Figure record listings
----------
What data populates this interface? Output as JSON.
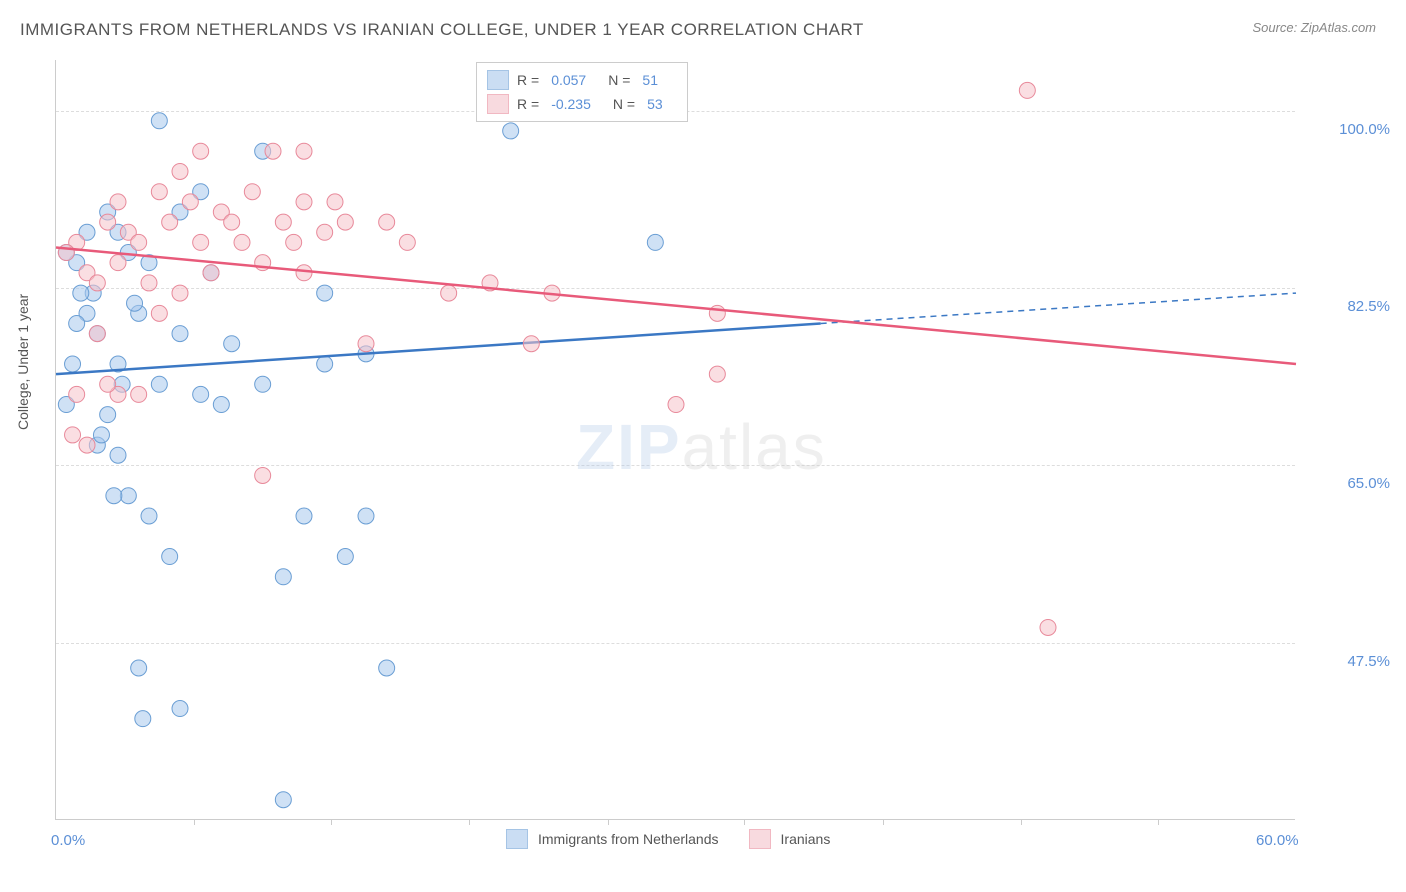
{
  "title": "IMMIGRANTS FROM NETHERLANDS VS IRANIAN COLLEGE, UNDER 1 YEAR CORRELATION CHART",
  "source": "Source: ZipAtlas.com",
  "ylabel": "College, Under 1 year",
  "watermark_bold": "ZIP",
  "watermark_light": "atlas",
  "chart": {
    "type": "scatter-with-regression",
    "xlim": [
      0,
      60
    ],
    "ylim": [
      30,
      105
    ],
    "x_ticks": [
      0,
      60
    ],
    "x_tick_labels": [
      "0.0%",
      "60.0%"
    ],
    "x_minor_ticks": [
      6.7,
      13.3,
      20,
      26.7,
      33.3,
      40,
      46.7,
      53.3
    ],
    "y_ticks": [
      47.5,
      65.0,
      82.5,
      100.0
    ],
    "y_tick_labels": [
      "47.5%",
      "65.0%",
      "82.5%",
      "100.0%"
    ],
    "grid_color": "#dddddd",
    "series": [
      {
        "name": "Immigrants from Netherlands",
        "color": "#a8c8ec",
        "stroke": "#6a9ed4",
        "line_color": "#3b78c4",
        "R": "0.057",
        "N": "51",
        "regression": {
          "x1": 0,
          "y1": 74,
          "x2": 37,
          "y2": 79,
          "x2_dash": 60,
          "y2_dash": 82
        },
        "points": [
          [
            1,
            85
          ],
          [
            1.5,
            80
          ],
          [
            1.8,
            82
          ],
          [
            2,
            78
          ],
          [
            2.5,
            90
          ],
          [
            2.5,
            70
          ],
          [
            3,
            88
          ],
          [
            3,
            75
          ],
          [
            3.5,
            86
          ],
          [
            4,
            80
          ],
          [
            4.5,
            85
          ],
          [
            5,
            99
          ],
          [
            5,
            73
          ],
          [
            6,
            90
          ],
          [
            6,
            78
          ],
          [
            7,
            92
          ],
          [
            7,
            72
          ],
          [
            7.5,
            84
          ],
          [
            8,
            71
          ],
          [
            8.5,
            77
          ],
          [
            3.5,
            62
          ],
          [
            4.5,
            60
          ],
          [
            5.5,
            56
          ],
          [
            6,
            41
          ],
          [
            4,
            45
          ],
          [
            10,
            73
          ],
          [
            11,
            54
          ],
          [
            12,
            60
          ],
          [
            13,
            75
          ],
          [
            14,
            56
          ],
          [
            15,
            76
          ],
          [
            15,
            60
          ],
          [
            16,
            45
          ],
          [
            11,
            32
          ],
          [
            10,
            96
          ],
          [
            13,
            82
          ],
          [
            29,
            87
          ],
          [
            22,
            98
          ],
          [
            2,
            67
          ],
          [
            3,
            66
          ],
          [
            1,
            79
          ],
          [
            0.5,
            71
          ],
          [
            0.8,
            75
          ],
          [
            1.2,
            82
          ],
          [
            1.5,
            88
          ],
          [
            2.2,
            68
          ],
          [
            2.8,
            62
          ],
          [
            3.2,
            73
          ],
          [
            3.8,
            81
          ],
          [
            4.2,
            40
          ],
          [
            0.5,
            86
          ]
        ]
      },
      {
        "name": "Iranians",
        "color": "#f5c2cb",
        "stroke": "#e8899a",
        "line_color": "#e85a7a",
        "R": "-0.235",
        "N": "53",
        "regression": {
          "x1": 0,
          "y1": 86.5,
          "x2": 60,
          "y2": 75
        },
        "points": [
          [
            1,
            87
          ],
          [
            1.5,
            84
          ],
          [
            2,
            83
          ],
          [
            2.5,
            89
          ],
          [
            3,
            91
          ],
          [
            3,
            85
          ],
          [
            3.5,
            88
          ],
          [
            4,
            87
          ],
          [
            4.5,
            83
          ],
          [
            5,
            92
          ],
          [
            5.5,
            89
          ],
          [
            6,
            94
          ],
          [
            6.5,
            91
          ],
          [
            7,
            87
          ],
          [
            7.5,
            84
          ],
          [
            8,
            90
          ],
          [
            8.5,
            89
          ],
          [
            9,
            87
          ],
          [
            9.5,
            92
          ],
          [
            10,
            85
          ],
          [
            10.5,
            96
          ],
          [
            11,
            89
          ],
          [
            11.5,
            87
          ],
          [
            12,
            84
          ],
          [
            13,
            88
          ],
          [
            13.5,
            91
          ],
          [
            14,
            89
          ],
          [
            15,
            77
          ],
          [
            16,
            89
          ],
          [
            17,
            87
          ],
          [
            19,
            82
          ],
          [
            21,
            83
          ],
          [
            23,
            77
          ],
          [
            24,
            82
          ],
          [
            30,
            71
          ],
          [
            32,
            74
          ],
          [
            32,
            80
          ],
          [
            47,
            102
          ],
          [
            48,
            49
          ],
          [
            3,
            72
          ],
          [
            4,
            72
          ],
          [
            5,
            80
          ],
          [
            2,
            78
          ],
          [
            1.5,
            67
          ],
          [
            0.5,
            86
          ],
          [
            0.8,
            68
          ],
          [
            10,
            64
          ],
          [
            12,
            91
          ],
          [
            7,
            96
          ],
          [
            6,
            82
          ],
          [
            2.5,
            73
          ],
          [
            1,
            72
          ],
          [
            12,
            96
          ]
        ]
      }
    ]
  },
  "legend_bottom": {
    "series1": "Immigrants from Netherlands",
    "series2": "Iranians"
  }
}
----------
_Stated problem_
Leave out the pictures and retype every line above exactly.

_Reply_
What data populates this interface? Output as JSON.
{
  "title": "IMMIGRANTS FROM NETHERLANDS VS IRANIAN COLLEGE, UNDER 1 YEAR CORRELATION CHART",
  "source": "Source: ZipAtlas.com",
  "ylabel": "College, Under 1 year",
  "watermark_bold": "ZIP",
  "watermark_light": "atlas",
  "chart": {
    "type": "scatter-with-regression",
    "xlim": [
      0,
      60
    ],
    "ylim": [
      30,
      105
    ],
    "x_ticks": [
      0,
      60
    ],
    "x_tick_labels": [
      "0.0%",
      "60.0%"
    ],
    "x_minor_ticks": [
      6.7,
      13.3,
      20,
      26.7,
      33.3,
      40,
      46.7,
      53.3
    ],
    "y_ticks": [
      47.5,
      65.0,
      82.5,
      100.0
    ],
    "y_tick_labels": [
      "47.5%",
      "65.0%",
      "82.5%",
      "100.0%"
    ],
    "grid_color": "#dddddd",
    "series": [
      {
        "name": "Immigrants from Netherlands",
        "color": "#a8c8ec",
        "stroke": "#6a9ed4",
        "line_color": "#3b78c4",
        "R": "0.057",
        "N": "51",
        "regression": {
          "x1": 0,
          "y1": 74,
          "x2": 37,
          "y2": 79,
          "x2_dash": 60,
          "y2_dash": 82
        },
        "points": [
          [
            1,
            85
          ],
          [
            1.5,
            80
          ],
          [
            1.8,
            82
          ],
          [
            2,
            78
          ],
          [
            2.5,
            90
          ],
          [
            2.5,
            70
          ],
          [
            3,
            88
          ],
          [
            3,
            75
          ],
          [
            3.5,
            86
          ],
          [
            4,
            80
          ],
          [
            4.5,
            85
          ],
          [
            5,
            99
          ],
          [
            5,
            73
          ],
          [
            6,
            90
          ],
          [
            6,
            78
          ],
          [
            7,
            92
          ],
          [
            7,
            72
          ],
          [
            7.5,
            84
          ],
          [
            8,
            71
          ],
          [
            8.5,
            77
          ],
          [
            3.5,
            62
          ],
          [
            4.5,
            60
          ],
          [
            5.5,
            56
          ],
          [
            6,
            41
          ],
          [
            4,
            45
          ],
          [
            10,
            73
          ],
          [
            11,
            54
          ],
          [
            12,
            60
          ],
          [
            13,
            75
          ],
          [
            14,
            56
          ],
          [
            15,
            76
          ],
          [
            15,
            60
          ],
          [
            16,
            45
          ],
          [
            11,
            32
          ],
          [
            10,
            96
          ],
          [
            13,
            82
          ],
          [
            29,
            87
          ],
          [
            22,
            98
          ],
          [
            2,
            67
          ],
          [
            3,
            66
          ],
          [
            1,
            79
          ],
          [
            0.5,
            71
          ],
          [
            0.8,
            75
          ],
          [
            1.2,
            82
          ],
          [
            1.5,
            88
          ],
          [
            2.2,
            68
          ],
          [
            2.8,
            62
          ],
          [
            3.2,
            73
          ],
          [
            3.8,
            81
          ],
          [
            4.2,
            40
          ],
          [
            0.5,
            86
          ]
        ]
      },
      {
        "name": "Iranians",
        "color": "#f5c2cb",
        "stroke": "#e8899a",
        "line_color": "#e85a7a",
        "R": "-0.235",
        "N": "53",
        "regression": {
          "x1": 0,
          "y1": 86.5,
          "x2": 60,
          "y2": 75
        },
        "points": [
          [
            1,
            87
          ],
          [
            1.5,
            84
          ],
          [
            2,
            83
          ],
          [
            2.5,
            89
          ],
          [
            3,
            91
          ],
          [
            3,
            85
          ],
          [
            3.5,
            88
          ],
          [
            4,
            87
          ],
          [
            4.5,
            83
          ],
          [
            5,
            92
          ],
          [
            5.5,
            89
          ],
          [
            6,
            94
          ],
          [
            6.5,
            91
          ],
          [
            7,
            87
          ],
          [
            7.5,
            84
          ],
          [
            8,
            90
          ],
          [
            8.5,
            89
          ],
          [
            9,
            87
          ],
          [
            9.5,
            92
          ],
          [
            10,
            85
          ],
          [
            10.5,
            96
          ],
          [
            11,
            89
          ],
          [
            11.5,
            87
          ],
          [
            12,
            84
          ],
          [
            13,
            88
          ],
          [
            13.5,
            91
          ],
          [
            14,
            89
          ],
          [
            15,
            77
          ],
          [
            16,
            89
          ],
          [
            17,
            87
          ],
          [
            19,
            82
          ],
          [
            21,
            83
          ],
          [
            23,
            77
          ],
          [
            24,
            82
          ],
          [
            30,
            71
          ],
          [
            32,
            74
          ],
          [
            32,
            80
          ],
          [
            47,
            102
          ],
          [
            48,
            49
          ],
          [
            3,
            72
          ],
          [
            4,
            72
          ],
          [
            5,
            80
          ],
          [
            2,
            78
          ],
          [
            1.5,
            67
          ],
          [
            0.5,
            86
          ],
          [
            0.8,
            68
          ],
          [
            10,
            64
          ],
          [
            12,
            91
          ],
          [
            7,
            96
          ],
          [
            6,
            82
          ],
          [
            2.5,
            73
          ],
          [
            1,
            72
          ],
          [
            12,
            96
          ]
        ]
      }
    ]
  },
  "legend_bottom": {
    "series1": "Immigrants from Netherlands",
    "series2": "Iranians"
  }
}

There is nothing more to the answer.